Collect every line of the listing below that contains the string "area".

------ Input ------

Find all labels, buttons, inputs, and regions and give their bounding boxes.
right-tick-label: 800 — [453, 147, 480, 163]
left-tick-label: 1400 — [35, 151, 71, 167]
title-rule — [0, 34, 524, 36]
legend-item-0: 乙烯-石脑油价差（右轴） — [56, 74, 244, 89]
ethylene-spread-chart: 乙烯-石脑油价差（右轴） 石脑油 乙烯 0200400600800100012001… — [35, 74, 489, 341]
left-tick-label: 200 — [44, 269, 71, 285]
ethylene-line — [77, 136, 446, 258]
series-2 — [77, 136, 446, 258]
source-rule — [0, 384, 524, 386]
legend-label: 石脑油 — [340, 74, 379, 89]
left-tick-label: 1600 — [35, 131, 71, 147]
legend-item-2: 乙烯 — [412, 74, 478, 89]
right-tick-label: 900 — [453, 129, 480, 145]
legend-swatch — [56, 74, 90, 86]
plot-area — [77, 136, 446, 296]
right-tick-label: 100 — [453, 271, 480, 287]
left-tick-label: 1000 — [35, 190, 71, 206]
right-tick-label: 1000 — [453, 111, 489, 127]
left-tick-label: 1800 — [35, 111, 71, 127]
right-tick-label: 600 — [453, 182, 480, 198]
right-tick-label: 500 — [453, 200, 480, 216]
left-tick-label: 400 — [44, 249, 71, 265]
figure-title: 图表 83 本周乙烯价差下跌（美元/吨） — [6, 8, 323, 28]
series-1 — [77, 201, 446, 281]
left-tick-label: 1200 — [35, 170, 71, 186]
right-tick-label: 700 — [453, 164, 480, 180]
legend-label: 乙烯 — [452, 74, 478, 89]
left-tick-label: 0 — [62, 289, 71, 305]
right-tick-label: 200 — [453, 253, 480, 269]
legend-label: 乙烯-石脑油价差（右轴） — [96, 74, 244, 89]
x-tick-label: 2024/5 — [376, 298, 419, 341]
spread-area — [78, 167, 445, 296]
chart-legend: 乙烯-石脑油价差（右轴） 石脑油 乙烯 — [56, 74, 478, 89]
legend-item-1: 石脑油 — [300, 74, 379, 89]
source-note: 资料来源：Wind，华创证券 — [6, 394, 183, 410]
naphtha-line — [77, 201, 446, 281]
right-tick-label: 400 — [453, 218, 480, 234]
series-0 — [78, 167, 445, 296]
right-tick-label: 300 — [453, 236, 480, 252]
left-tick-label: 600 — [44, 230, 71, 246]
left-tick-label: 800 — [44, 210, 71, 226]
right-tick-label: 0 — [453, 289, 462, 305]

------

■ **Solution to this problem**:
plot-area — [77, 136, 446, 296]
spread-area — [78, 167, 445, 296]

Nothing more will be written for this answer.